DATASET ENTRIES:
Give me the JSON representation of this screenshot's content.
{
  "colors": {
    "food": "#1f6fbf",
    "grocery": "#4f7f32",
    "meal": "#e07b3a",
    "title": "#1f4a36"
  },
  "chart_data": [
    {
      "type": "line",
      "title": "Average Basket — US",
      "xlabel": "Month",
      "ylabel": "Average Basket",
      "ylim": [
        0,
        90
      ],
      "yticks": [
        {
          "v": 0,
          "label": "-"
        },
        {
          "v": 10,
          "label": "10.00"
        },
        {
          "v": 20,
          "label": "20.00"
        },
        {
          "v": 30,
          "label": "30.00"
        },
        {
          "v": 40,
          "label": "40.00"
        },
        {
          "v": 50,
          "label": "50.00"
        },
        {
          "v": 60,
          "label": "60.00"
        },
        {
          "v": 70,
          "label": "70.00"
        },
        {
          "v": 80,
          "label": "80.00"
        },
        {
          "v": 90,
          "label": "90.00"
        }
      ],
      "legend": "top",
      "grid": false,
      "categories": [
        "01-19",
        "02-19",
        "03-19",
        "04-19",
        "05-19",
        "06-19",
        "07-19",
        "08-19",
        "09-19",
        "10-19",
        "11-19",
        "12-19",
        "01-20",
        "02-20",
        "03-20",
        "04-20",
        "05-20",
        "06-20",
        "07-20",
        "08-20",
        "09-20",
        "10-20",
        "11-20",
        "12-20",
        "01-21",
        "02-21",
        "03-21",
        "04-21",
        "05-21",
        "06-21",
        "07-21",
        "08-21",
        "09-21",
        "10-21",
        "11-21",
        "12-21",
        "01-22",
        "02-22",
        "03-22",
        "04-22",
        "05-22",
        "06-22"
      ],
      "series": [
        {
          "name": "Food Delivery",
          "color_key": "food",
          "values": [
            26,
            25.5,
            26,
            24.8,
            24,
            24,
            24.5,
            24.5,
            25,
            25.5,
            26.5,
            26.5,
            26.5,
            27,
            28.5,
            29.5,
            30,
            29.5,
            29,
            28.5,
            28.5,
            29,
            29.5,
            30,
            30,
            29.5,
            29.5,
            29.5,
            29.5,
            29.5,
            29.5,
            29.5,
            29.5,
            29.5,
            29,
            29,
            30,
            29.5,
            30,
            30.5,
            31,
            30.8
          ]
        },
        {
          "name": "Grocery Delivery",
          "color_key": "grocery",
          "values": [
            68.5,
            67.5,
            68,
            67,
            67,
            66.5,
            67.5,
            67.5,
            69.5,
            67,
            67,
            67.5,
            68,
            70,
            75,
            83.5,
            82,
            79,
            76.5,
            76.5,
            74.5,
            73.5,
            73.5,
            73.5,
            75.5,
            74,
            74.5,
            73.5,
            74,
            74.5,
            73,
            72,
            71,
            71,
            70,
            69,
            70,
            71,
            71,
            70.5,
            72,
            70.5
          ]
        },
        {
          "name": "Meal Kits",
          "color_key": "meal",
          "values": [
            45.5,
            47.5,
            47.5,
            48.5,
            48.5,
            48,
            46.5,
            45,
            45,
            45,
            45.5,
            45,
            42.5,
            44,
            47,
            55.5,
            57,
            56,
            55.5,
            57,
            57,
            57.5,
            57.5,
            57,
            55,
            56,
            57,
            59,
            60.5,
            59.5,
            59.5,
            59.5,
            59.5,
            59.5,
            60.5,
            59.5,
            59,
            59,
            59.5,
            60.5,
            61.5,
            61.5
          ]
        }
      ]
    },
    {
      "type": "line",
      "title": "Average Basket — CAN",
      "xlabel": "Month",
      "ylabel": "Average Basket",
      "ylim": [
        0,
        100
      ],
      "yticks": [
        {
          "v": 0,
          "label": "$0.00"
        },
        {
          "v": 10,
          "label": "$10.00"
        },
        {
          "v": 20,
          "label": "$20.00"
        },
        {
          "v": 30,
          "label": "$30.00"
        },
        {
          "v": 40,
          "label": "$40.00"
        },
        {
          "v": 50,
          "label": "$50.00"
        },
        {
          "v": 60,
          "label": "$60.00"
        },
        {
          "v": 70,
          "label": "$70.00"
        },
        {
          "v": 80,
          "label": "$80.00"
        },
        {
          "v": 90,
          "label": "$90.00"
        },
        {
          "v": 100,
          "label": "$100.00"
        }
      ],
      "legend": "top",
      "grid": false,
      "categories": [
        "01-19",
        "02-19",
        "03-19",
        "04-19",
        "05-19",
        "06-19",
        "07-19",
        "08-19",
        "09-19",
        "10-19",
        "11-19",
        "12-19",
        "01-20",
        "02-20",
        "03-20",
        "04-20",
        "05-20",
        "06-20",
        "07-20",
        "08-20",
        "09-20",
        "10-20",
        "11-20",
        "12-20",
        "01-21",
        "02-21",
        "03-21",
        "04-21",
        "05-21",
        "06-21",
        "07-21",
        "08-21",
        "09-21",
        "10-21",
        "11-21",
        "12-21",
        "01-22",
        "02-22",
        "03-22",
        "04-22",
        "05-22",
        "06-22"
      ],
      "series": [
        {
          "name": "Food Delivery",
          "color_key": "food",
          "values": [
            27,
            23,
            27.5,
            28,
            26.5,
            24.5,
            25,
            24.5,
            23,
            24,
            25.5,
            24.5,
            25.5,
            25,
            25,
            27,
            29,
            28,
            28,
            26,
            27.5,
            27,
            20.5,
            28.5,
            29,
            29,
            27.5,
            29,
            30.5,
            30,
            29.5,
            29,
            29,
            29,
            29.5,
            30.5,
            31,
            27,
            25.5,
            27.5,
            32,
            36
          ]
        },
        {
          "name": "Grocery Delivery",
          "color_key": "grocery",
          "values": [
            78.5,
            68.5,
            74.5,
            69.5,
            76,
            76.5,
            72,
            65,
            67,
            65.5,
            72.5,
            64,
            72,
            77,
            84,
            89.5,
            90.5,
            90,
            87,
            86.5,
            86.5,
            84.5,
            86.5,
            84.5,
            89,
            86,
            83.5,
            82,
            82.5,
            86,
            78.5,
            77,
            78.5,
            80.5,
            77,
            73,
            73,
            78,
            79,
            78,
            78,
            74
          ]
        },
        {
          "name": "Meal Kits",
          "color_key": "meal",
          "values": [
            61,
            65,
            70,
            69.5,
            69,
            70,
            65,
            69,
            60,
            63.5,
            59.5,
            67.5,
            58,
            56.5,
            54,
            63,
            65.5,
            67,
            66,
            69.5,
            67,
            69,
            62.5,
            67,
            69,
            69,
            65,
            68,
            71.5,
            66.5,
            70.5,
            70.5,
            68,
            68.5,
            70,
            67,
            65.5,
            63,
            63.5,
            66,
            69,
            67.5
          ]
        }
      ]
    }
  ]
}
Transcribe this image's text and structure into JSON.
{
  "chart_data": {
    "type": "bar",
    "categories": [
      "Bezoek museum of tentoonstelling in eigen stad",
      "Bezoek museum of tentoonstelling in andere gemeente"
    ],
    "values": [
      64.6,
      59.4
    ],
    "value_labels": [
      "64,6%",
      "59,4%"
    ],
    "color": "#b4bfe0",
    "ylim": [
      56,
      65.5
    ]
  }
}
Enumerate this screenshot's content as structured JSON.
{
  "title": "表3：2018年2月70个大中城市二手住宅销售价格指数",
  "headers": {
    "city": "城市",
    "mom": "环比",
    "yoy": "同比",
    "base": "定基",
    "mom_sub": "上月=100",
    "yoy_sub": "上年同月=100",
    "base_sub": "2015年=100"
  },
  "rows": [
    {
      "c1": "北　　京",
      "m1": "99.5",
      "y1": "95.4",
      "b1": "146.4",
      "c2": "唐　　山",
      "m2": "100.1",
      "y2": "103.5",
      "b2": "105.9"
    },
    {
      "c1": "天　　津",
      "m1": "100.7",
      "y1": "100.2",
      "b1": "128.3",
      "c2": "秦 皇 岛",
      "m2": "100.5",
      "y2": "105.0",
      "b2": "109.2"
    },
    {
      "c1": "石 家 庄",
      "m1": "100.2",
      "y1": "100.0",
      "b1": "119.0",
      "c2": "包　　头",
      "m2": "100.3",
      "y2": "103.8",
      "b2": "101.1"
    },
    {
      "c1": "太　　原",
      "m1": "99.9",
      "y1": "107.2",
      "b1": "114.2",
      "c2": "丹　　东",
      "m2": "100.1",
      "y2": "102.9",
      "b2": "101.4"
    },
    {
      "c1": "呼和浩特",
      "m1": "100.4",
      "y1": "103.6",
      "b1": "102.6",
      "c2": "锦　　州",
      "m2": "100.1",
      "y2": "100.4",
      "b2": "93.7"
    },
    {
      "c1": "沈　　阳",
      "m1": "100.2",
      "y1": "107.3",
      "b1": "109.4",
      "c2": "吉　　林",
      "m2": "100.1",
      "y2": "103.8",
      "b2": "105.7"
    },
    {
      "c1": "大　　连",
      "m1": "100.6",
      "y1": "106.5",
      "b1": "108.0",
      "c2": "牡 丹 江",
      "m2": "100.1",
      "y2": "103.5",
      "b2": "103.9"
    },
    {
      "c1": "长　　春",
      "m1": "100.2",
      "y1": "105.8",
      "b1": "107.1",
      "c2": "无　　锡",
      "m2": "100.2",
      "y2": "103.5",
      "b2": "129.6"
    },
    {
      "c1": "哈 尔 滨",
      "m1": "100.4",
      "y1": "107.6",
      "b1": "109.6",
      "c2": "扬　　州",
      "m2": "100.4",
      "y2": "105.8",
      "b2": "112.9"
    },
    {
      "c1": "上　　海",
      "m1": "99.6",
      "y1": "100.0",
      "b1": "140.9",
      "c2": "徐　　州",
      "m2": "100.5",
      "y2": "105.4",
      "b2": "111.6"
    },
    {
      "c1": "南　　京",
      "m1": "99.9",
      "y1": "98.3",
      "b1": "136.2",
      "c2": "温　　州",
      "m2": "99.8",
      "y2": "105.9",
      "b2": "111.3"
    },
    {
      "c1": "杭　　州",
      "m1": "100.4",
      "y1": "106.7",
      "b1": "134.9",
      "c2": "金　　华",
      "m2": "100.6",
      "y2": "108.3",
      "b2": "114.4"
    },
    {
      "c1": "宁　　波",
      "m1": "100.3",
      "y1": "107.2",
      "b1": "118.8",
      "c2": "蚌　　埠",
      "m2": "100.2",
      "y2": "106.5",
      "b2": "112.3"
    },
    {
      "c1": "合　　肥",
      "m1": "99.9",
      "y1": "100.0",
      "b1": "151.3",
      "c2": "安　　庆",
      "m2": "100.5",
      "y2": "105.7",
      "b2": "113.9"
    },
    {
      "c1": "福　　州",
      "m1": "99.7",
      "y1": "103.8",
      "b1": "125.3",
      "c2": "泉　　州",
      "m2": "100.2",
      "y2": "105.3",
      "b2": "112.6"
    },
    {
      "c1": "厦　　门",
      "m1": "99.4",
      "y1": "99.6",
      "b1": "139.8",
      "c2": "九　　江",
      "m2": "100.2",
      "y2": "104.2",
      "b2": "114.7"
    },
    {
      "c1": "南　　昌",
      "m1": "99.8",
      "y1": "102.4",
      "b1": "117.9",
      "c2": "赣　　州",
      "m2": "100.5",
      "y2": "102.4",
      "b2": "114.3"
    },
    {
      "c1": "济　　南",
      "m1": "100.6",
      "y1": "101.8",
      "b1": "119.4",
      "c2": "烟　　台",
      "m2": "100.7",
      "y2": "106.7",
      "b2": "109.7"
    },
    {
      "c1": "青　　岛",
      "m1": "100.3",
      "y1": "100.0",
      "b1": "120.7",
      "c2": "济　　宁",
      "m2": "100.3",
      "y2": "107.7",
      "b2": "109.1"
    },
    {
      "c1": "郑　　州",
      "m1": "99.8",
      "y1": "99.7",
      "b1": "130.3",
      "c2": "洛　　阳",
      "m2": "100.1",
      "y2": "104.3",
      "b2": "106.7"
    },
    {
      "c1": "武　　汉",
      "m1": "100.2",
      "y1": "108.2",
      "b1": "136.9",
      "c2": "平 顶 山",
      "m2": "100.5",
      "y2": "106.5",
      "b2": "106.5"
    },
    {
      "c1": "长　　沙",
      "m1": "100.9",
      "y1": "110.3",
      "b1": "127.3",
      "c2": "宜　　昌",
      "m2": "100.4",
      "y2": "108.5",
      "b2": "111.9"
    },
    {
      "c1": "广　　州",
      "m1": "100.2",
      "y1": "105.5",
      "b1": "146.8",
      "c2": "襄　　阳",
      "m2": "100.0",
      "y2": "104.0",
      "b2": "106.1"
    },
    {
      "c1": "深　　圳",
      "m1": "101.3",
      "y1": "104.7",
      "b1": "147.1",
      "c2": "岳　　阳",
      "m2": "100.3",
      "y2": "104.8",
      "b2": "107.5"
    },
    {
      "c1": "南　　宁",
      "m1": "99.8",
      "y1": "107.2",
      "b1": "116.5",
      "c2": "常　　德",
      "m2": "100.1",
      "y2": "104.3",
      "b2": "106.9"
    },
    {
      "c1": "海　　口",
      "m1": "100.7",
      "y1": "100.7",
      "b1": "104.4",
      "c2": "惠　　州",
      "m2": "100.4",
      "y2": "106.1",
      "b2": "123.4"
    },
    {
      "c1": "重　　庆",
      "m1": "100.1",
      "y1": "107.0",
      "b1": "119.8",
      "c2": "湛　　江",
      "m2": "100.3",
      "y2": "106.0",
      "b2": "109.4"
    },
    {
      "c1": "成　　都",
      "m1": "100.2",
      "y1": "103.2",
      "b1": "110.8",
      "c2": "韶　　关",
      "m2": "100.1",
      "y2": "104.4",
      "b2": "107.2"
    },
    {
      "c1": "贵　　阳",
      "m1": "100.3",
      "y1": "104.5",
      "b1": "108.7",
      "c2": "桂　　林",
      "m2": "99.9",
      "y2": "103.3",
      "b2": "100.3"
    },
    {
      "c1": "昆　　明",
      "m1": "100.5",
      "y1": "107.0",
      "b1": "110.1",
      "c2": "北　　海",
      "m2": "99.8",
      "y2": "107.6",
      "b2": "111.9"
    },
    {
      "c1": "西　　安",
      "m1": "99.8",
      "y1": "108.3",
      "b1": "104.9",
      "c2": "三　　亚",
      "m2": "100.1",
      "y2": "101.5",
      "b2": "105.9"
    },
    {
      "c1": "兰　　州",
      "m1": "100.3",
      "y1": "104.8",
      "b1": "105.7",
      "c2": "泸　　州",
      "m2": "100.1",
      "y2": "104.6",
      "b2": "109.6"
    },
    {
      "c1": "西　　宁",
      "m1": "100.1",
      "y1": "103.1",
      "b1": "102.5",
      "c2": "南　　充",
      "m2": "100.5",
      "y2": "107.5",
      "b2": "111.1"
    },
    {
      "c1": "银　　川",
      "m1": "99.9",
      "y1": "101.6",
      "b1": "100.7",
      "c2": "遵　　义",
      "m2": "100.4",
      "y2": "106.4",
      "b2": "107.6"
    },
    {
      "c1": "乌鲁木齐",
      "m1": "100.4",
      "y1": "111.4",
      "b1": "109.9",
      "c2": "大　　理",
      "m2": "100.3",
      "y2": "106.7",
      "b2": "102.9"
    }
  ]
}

THE PROBLEM: Report only the number of lines in the records that include the word "this".

WORKED SOLUTION: 3